### TASK PROMPT
Copy each of the entries below faithfully, setting aside any pictures.

** Begin **

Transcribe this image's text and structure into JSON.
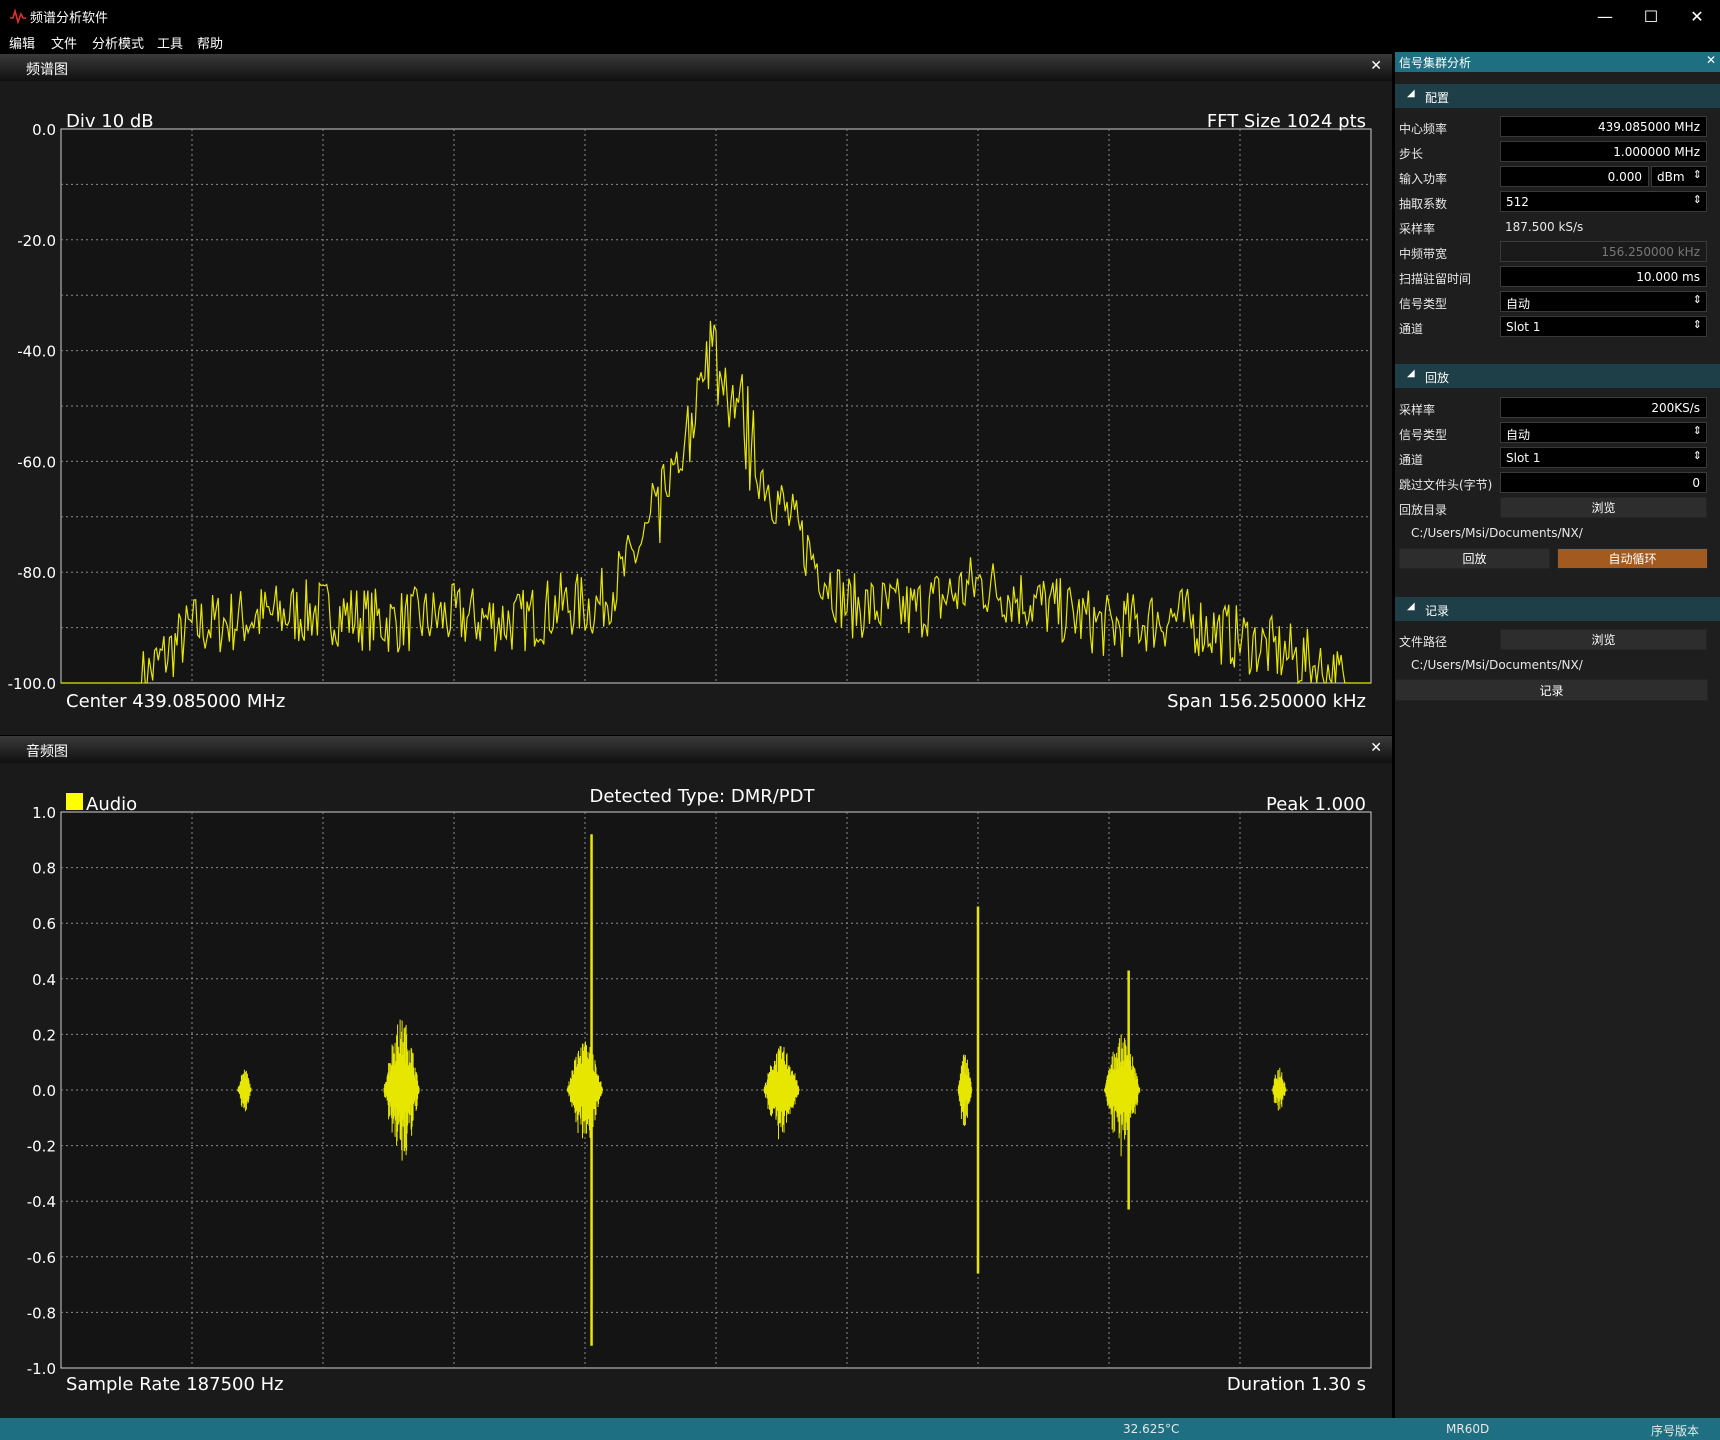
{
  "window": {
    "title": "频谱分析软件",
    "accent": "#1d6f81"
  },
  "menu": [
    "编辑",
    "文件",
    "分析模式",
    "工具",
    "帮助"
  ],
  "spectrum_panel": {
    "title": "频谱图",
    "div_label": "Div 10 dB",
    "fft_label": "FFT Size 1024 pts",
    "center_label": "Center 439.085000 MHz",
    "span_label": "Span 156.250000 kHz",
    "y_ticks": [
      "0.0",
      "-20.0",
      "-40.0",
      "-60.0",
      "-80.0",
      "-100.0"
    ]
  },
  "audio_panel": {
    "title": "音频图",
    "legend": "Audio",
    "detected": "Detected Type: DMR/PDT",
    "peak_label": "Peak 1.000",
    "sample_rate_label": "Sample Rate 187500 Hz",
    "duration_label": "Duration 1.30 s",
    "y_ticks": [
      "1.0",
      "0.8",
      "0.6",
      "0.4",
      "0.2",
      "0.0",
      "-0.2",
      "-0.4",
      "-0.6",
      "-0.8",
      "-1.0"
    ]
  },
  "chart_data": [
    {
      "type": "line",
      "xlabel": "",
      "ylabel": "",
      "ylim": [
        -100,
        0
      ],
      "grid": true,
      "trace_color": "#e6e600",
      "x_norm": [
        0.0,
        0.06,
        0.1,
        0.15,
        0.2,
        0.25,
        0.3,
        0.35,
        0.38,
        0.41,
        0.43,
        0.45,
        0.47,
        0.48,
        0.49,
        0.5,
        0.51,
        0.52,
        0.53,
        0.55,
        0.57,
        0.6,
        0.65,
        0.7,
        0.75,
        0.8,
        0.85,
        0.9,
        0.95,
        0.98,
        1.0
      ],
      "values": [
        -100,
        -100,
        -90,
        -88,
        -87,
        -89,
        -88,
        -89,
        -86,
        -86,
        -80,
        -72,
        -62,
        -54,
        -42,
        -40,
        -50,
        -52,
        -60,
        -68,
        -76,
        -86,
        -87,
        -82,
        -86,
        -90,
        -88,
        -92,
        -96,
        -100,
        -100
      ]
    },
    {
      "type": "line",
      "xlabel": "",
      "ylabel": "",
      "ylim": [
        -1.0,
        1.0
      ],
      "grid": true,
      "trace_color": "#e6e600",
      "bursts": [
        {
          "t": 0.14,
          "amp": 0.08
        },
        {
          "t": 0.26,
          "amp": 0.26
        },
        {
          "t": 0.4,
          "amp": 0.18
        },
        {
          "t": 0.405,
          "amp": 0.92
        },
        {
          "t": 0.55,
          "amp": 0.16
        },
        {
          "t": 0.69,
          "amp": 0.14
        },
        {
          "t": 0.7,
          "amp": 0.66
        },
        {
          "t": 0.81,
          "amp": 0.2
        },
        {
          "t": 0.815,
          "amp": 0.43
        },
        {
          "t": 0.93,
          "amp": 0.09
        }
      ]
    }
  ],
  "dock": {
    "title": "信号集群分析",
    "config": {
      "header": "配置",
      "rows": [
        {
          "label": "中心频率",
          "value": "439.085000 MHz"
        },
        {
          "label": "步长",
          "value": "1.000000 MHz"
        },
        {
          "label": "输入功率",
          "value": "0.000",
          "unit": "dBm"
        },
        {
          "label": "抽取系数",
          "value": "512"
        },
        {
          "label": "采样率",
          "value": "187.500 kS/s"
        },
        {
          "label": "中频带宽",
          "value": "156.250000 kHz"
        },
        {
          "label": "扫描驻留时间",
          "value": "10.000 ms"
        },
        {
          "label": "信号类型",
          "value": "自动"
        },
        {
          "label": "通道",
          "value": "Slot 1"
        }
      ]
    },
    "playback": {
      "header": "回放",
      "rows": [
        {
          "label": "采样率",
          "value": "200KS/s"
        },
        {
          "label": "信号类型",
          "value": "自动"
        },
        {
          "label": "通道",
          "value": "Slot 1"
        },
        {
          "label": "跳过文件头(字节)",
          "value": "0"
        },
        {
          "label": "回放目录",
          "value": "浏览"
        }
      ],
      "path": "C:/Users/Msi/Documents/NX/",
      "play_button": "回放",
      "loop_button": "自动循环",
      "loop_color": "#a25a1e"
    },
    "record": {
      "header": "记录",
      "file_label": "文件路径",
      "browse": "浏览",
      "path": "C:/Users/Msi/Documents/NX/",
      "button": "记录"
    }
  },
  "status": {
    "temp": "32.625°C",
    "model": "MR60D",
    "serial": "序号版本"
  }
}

** End **

### SOLVED EXERCISE
Transcribe this image's text and structure into JSON.
{
  "window": {
    "title": "频谱分析软件",
    "accent": "#1d6f81"
  },
  "menu": [
    "编辑",
    "文件",
    "分析模式",
    "工具",
    "帮助"
  ],
  "spectrum_panel": {
    "title": "频谱图",
    "div_label": "Div 10 dB",
    "fft_label": "FFT Size 1024 pts",
    "center_label": "Center 439.085000 MHz",
    "span_label": "Span 156.250000 kHz",
    "y_ticks": [
      "0.0",
      "-20.0",
      "-40.0",
      "-60.0",
      "-80.0",
      "-100.0"
    ]
  },
  "audio_panel": {
    "title": "音频图",
    "legend": "Audio",
    "detected": "Detected Type: DMR/PDT",
    "peak_label": "Peak 1.000",
    "sample_rate_label": "Sample Rate 187500 Hz",
    "duration_label": "Duration 1.30 s",
    "y_ticks": [
      "1.0",
      "0.8",
      "0.6",
      "0.4",
      "0.2",
      "0.0",
      "-0.2",
      "-0.4",
      "-0.6",
      "-0.8",
      "-1.0"
    ]
  },
  "chart_data": [
    {
      "type": "line",
      "xlabel": "",
      "ylabel": "",
      "ylim": [
        -100,
        0
      ],
      "grid": true,
      "trace_color": "#e6e600",
      "x_norm": [
        0.0,
        0.06,
        0.1,
        0.15,
        0.2,
        0.25,
        0.3,
        0.35,
        0.38,
        0.41,
        0.43,
        0.45,
        0.47,
        0.48,
        0.49,
        0.5,
        0.51,
        0.52,
        0.53,
        0.55,
        0.57,
        0.6,
        0.65,
        0.7,
        0.75,
        0.8,
        0.85,
        0.9,
        0.95,
        0.98,
        1.0
      ],
      "values": [
        -100,
        -100,
        -90,
        -88,
        -87,
        -89,
        -88,
        -89,
        -86,
        -86,
        -80,
        -72,
        -62,
        -54,
        -42,
        -40,
        -50,
        -52,
        -60,
        -68,
        -76,
        -86,
        -87,
        -82,
        -86,
        -90,
        -88,
        -92,
        -96,
        -100,
        -100
      ]
    },
    {
      "type": "line",
      "xlabel": "",
      "ylabel": "",
      "ylim": [
        -1.0,
        1.0
      ],
      "grid": true,
      "trace_color": "#e6e600",
      "bursts": [
        {
          "t": 0.14,
          "amp": 0.08
        },
        {
          "t": 0.26,
          "amp": 0.26
        },
        {
          "t": 0.4,
          "amp": 0.18
        },
        {
          "t": 0.405,
          "amp": 0.92
        },
        {
          "t": 0.55,
          "amp": 0.16
        },
        {
          "t": 0.69,
          "amp": 0.14
        },
        {
          "t": 0.7,
          "amp": 0.66
        },
        {
          "t": 0.81,
          "amp": 0.2
        },
        {
          "t": 0.815,
          "amp": 0.43
        },
        {
          "t": 0.93,
          "amp": 0.09
        }
      ]
    }
  ],
  "dock": {
    "title": "信号集群分析",
    "config": {
      "header": "配置",
      "rows": [
        {
          "label": "中心频率",
          "value": "439.085000 MHz"
        },
        {
          "label": "步长",
          "value": "1.000000 MHz"
        },
        {
          "label": "输入功率",
          "value": "0.000",
          "unit": "dBm"
        },
        {
          "label": "抽取系数",
          "value": "512"
        },
        {
          "label": "采样率",
          "value": "187.500 kS/s"
        },
        {
          "label": "中频带宽",
          "value": "156.250000 kHz"
        },
        {
          "label": "扫描驻留时间",
          "value": "10.000 ms"
        },
        {
          "label": "信号类型",
          "value": "自动"
        },
        {
          "label": "通道",
          "value": "Slot 1"
        }
      ]
    },
    "playback": {
      "header": "回放",
      "rows": [
        {
          "label": "采样率",
          "value": "200KS/s"
        },
        {
          "label": "信号类型",
          "value": "自动"
        },
        {
          "label": "通道",
          "value": "Slot 1"
        },
        {
          "label": "跳过文件头(字节)",
          "value": "0"
        },
        {
          "label": "回放目录",
          "value": "浏览"
        }
      ],
      "path": "C:/Users/Msi/Documents/NX/",
      "play_button": "回放",
      "loop_button": "自动循环",
      "loop_color": "#a25a1e"
    },
    "record": {
      "header": "记录",
      "file_label": "文件路径",
      "browse": "浏览",
      "path": "C:/Users/Msi/Documents/NX/",
      "button": "记录"
    }
  },
  "status": {
    "temp": "32.625°C",
    "model": "MR60D",
    "serial": "序号版本"
  }
}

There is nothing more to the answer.